[DIRECTIONS FOR THIS TASK]:
Give every entry again, exactly as it stands.

────────────────────────────────────────

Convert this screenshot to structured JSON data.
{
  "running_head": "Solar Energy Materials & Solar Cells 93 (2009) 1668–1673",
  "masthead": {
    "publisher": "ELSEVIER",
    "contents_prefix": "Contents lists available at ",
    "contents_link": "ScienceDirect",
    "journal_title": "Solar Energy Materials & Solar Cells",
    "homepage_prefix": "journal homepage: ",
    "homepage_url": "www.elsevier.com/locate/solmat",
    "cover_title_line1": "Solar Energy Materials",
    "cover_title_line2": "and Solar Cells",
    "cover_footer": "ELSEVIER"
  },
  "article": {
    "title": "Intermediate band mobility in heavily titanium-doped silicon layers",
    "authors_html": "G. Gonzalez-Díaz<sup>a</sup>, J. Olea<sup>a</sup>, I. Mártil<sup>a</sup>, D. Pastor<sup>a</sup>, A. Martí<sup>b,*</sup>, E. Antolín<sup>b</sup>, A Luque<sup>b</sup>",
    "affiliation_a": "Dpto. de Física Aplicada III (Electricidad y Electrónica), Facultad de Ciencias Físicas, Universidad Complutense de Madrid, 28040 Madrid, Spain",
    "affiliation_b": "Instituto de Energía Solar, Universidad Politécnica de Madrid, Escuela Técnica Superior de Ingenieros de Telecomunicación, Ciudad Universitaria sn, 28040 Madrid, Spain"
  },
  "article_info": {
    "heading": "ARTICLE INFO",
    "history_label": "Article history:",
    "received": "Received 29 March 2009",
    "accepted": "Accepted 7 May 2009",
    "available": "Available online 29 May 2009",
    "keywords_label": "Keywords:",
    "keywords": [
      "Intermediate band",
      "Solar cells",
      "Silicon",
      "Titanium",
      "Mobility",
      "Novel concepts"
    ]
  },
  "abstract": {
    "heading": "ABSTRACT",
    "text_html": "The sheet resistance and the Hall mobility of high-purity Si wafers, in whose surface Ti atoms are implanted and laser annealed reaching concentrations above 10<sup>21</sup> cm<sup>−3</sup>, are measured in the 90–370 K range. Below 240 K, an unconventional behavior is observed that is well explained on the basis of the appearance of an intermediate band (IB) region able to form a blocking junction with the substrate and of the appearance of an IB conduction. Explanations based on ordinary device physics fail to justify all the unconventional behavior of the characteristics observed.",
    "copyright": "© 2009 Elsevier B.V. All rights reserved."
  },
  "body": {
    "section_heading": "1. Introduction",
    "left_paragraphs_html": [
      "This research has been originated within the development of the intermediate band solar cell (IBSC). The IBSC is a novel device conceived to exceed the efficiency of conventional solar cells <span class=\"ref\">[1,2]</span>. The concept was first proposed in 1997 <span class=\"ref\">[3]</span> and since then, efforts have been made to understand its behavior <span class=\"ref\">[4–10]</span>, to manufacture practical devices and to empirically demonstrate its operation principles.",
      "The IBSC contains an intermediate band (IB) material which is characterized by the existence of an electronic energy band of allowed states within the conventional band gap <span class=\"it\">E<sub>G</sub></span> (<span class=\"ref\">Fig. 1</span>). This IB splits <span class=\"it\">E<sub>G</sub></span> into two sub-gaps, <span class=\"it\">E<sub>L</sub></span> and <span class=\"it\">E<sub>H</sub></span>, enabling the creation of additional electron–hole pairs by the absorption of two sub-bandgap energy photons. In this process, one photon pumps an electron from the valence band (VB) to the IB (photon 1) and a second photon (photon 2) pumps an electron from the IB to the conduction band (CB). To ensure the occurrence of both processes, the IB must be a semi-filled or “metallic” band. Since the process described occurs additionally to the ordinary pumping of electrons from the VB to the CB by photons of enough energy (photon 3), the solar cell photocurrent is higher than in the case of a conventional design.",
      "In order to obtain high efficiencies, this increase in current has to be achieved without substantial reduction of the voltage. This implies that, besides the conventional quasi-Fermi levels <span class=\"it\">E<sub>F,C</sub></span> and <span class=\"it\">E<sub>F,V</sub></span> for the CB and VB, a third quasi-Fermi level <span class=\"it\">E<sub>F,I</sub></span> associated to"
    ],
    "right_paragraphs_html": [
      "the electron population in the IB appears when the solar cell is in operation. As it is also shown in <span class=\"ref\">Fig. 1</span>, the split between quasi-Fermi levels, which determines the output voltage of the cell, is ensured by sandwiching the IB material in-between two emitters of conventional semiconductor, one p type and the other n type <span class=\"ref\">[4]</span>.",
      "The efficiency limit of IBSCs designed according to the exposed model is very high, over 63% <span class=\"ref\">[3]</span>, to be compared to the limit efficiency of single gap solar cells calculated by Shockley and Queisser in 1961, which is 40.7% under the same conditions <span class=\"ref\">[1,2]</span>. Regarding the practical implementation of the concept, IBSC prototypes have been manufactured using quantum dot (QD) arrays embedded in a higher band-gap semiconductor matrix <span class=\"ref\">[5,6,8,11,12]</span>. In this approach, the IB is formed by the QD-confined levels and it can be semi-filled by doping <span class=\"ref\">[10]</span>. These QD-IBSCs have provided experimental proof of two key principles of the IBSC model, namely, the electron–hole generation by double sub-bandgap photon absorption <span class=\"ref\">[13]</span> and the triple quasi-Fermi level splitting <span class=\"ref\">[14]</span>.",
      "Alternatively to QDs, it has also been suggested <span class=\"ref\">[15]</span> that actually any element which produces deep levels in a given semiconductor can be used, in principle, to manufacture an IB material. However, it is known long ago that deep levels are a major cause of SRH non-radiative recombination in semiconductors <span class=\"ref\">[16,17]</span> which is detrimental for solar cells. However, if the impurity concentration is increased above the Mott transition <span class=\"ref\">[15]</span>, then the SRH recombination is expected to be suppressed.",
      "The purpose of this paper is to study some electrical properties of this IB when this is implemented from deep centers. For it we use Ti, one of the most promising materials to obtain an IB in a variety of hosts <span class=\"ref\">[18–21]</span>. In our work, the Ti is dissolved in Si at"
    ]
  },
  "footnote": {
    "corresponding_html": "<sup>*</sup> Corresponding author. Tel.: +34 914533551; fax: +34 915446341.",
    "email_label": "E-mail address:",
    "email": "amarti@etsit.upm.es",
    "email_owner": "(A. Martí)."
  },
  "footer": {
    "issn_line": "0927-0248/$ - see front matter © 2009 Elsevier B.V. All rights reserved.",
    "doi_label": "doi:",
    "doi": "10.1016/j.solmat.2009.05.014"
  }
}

────────────────────────────────────────

[ANSWER SECTION]:
Convert this screenshot to structured JSON data.
{
  "running_head": "Solar Energy Materials & Solar Cells 93 (2009) 1668–1673",
  "masthead": {
    "publisher": "ELSEVIER",
    "contents_prefix": "Contents lists available at ",
    "contents_link": "ScienceDirect",
    "journal_title": "Solar Energy Materials & Solar Cells",
    "homepage_prefix": "journal homepage: ",
    "homepage_url": "www.elsevier.com/locate/solmat",
    "cover_title_line1": "Solar Energy Materials",
    "cover_title_line2": "and Solar Cells",
    "cover_footer": "ELSEVIER"
  },
  "article": {
    "title": "Intermediate band mobility in heavily titanium-doped silicon layers",
    "authors_html": "G. Gonzalez-Díaz<sup>a</sup>, J. Olea<sup>a</sup>, I. Mártil<sup>a</sup>, D. Pastor<sup>a</sup>, A. Martí<sup>b,*</sup>, E. Antolín<sup>b</sup>, A Luque<sup>b</sup>",
    "affiliation_a": "Dpto. de Física Aplicada III (Electricidad y Electrónica), Facultad de Ciencias Físicas, Universidad Complutense de Madrid, 28040 Madrid, Spain",
    "affiliation_b": "Instituto de Energía Solar, Universidad Politécnica de Madrid, Escuela Técnica Superior de Ingenieros de Telecomunicación, Ciudad Universitaria sn, 28040 Madrid, Spain"
  },
  "article_info": {
    "heading": "ARTICLE INFO",
    "history_label": "Article history:",
    "received": "Received 29 March 2009",
    "accepted": "Accepted 7 May 2009",
    "available": "Available online 29 May 2009",
    "keywords_label": "Keywords:",
    "keywords": [
      "Intermediate band",
      "Solar cells",
      "Silicon",
      "Titanium",
      "Mobility",
      "Novel concepts"
    ]
  },
  "abstract": {
    "heading": "ABSTRACT",
    "text_html": "The sheet resistance and the Hall mobility of high-purity Si wafers, in whose surface Ti atoms are implanted and laser annealed reaching concentrations above 10<sup>21</sup> cm<sup>−3</sup>, are measured in the 90–370 K range. Below 240 K, an unconventional behavior is observed that is well explained on the basis of the appearance of an intermediate band (IB) region able to form a blocking junction with the substrate and of the appearance of an IB conduction. Explanations based on ordinary device physics fail to justify all the unconventional behavior of the characteristics observed.",
    "copyright": "© 2009 Elsevier B.V. All rights reserved."
  },
  "body": {
    "section_heading": "1. Introduction",
    "left_paragraphs_html": [
      "This research has been originated within the development of the intermediate band solar cell (IBSC). The IBSC is a novel device conceived to exceed the efficiency of conventional solar cells <span class=\"ref\">[1,2]</span>. The concept was first proposed in 1997 <span class=\"ref\">[3]</span> and since then, efforts have been made to understand its behavior <span class=\"ref\">[4–10]</span>, to manufacture practical devices and to empirically demonstrate its operation principles.",
      "The IBSC contains an intermediate band (IB) material which is characterized by the existence of an electronic energy band of allowed states within the conventional band gap <span class=\"it\">E<sub>G</sub></span> (<span class=\"ref\">Fig. 1</span>). This IB splits <span class=\"it\">E<sub>G</sub></span> into two sub-gaps, <span class=\"it\">E<sub>L</sub></span> and <span class=\"it\">E<sub>H</sub></span>, enabling the creation of additional electron–hole pairs by the absorption of two sub-bandgap energy photons. In this process, one photon pumps an electron from the valence band (VB) to the IB (photon 1) and a second photon (photon 2) pumps an electron from the IB to the conduction band (CB). To ensure the occurrence of both processes, the IB must be a semi-filled or “metallic” band. Since the process described occurs additionally to the ordinary pumping of electrons from the VB to the CB by photons of enough energy (photon 3), the solar cell photocurrent is higher than in the case of a conventional design.",
      "In order to obtain high efficiencies, this increase in current has to be achieved without substantial reduction of the voltage. This implies that, besides the conventional quasi-Fermi levels <span class=\"it\">E<sub>F,C</sub></span> and <span class=\"it\">E<sub>F,V</sub></span> for the CB and VB, a third quasi-Fermi level <span class=\"it\">E<sub>F,I</sub></span> associated to"
    ],
    "right_paragraphs_html": [
      "the electron population in the IB appears when the solar cell is in operation. As it is also shown in <span class=\"ref\">Fig. 1</span>, the split between quasi-Fermi levels, which determines the output voltage of the cell, is ensured by sandwiching the IB material in-between two emitters of conventional semiconductor, one p type and the other n type <span class=\"ref\">[4]</span>.",
      "The efficiency limit of IBSCs designed according to the exposed model is very high, over 63% <span class=\"ref\">[3]</span>, to be compared to the limit efficiency of single gap solar cells calculated by Shockley and Queisser in 1961, which is 40.7% under the same conditions <span class=\"ref\">[1,2]</span>. Regarding the practical implementation of the concept, IBSC prototypes have been manufactured using quantum dot (QD) arrays embedded in a higher band-gap semiconductor matrix <span class=\"ref\">[5,6,8,11,12]</span>. In this approach, the IB is formed by the QD-confined levels and it can be semi-filled by doping <span class=\"ref\">[10]</span>. These QD-IBSCs have provided experimental proof of two key principles of the IBSC model, namely, the electron–hole generation by double sub-bandgap photon absorption <span class=\"ref\">[13]</span> and the triple quasi-Fermi level splitting <span class=\"ref\">[14]</span>.",
      "Alternatively to QDs, it has also been suggested <span class=\"ref\">[15]</span> that actually any element which produces deep levels in a given semiconductor can be used, in principle, to manufacture an IB material. However, it is known long ago that deep levels are a major cause of SRH non-radiative recombination in semiconductors <span class=\"ref\">[16,17]</span> which is detrimental for solar cells. However, if the impurity concentration is increased above the Mott transition <span class=\"ref\">[15]</span>, then the SRH recombination is expected to be suppressed.",
      "The purpose of this paper is to study some electrical properties of this IB when this is implemented from deep centers. For it we use Ti, one of the most promising materials to obtain an IB in a variety of hosts <span class=\"ref\">[18–21]</span>. In our work, the Ti is dissolved in Si at"
    ]
  },
  "footnote": {
    "corresponding_html": "<sup>*</sup> Corresponding author. Tel.: +34 914533551; fax: +34 915446341.",
    "email_label": "E-mail address:",
    "email": "amarti@etsit.upm.es",
    "email_owner": "(A. Martí)."
  },
  "footer": {
    "issn_line": "0927-0248/$ - see front matter © 2009 Elsevier B.V. All rights reserved.",
    "doi_label": "doi:",
    "doi": "10.1016/j.solmat.2009.05.014"
  }
}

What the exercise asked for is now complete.